═══ RECORDS FOR THIS TASK ═══

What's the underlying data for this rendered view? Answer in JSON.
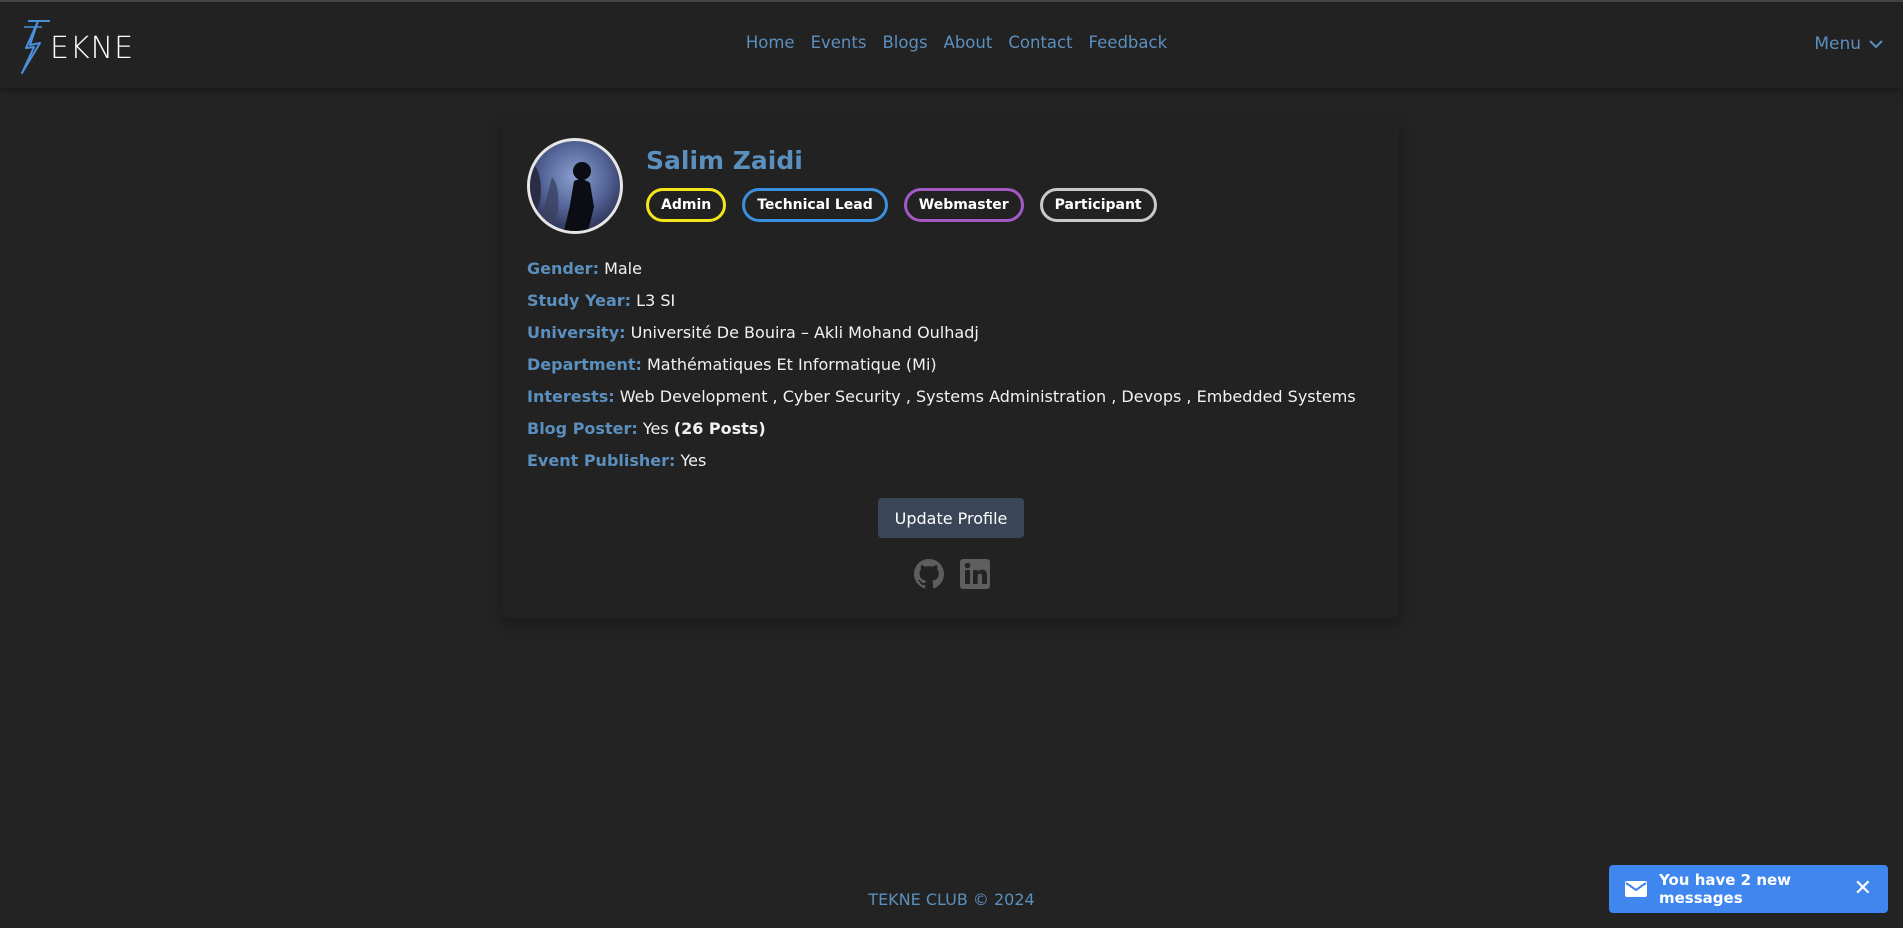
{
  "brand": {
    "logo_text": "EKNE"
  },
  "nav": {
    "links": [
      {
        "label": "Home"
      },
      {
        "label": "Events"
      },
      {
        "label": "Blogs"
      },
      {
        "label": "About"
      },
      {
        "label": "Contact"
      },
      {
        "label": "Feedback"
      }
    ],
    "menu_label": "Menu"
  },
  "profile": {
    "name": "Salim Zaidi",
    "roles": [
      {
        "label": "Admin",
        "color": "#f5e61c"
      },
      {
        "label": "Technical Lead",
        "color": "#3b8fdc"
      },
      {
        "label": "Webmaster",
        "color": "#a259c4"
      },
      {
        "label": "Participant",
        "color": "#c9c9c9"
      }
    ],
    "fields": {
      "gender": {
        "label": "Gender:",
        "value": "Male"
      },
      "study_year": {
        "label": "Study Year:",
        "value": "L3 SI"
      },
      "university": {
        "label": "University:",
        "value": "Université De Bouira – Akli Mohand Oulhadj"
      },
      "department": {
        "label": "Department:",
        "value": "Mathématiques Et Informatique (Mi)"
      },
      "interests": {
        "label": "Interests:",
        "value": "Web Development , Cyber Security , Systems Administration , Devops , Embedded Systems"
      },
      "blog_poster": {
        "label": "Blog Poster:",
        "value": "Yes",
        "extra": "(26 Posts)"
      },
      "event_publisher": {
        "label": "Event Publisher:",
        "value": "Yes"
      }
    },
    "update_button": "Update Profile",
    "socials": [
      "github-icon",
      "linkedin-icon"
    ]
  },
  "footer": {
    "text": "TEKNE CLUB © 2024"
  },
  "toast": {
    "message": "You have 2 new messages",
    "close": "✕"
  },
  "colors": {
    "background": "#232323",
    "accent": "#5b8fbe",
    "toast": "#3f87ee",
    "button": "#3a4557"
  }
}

═══
═══ RECORDS FOR THIS TASK ═══

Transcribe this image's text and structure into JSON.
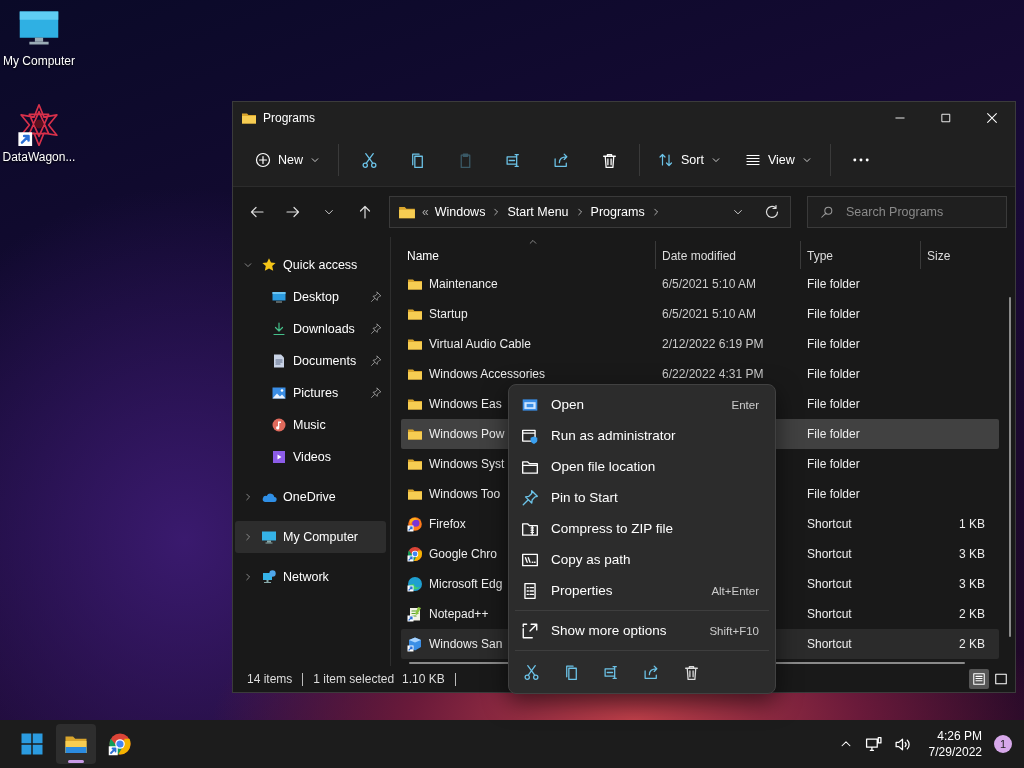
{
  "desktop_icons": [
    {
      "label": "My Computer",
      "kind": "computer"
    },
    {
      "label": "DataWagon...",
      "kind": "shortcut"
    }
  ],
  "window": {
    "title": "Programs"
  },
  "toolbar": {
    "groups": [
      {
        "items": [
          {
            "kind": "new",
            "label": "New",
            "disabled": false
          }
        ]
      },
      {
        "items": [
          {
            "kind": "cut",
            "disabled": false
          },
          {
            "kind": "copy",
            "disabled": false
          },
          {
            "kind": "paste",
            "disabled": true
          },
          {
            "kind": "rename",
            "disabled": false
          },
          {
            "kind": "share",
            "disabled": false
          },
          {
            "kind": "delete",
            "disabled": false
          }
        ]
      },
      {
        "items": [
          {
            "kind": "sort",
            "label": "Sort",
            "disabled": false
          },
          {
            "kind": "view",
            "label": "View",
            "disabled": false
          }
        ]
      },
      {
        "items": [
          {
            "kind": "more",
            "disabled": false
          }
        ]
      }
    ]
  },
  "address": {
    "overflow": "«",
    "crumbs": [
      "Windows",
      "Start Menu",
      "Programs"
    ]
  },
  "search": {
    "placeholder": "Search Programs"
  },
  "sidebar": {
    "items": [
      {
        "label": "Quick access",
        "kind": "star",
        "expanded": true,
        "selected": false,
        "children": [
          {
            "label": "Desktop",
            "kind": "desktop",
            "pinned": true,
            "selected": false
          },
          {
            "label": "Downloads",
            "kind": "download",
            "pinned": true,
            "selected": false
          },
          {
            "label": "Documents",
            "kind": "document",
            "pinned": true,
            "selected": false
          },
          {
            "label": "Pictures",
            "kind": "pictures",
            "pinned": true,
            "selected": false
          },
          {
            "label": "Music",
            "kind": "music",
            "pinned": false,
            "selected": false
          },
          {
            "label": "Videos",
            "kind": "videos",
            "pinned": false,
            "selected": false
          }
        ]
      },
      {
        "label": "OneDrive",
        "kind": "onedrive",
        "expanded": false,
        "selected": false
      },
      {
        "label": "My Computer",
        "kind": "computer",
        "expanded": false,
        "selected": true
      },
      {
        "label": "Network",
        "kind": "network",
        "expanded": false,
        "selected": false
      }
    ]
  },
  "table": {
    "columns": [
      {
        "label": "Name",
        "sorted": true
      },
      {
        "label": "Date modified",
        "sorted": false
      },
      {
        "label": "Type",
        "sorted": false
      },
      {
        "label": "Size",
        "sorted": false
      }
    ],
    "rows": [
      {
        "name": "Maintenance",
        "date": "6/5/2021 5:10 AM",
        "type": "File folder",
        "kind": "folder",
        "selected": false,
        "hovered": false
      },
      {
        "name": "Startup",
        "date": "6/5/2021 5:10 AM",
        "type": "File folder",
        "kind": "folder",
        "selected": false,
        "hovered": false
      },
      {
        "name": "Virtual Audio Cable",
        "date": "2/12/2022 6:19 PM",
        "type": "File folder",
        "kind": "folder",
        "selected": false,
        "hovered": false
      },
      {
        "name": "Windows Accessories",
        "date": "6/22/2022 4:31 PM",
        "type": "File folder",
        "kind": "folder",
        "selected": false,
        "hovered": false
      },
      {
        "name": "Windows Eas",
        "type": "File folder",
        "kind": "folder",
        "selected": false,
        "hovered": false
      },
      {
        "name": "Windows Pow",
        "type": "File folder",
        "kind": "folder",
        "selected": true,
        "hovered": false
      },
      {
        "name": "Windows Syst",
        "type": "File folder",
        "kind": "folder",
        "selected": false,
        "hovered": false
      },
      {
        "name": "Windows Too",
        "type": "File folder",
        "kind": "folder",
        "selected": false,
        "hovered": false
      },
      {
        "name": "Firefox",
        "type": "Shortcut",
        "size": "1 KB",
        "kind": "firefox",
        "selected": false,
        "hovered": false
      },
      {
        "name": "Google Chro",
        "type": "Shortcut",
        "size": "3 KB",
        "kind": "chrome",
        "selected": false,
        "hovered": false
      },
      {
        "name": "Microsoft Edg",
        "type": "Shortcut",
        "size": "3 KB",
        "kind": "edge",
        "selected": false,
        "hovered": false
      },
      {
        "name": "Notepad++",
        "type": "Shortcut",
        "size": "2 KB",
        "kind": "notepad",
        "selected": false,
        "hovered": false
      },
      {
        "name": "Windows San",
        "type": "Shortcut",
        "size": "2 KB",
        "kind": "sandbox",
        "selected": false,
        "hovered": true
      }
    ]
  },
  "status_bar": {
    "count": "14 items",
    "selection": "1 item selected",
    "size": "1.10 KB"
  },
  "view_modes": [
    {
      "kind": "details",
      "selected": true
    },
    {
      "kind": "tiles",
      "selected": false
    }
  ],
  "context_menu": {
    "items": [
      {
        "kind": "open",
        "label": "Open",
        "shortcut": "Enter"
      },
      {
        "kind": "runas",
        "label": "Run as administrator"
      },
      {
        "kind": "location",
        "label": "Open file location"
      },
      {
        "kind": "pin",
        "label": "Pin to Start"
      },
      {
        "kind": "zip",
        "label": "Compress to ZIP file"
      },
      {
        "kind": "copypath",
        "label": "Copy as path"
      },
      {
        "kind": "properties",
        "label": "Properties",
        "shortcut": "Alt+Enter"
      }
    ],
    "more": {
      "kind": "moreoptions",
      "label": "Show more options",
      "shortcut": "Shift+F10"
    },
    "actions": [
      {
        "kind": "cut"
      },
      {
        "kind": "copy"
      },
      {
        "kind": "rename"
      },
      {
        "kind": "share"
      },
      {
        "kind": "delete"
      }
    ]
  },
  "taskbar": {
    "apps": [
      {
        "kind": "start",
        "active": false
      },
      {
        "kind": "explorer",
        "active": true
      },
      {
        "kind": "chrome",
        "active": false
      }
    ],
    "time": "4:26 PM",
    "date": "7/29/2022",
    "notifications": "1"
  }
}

═══

▶ **WORK TO COMPLETE**
Which lines include the word "Windows"? Copy every one of them.

▶ **TASK RESULT**
      "Windows",
        "name": "Windows Accessories",
        "name": "Windows Eas",
        "name": "Windows Pow",
        "name": "Windows Syst",
        "name": "Windows Too",
        "name": "Windows San",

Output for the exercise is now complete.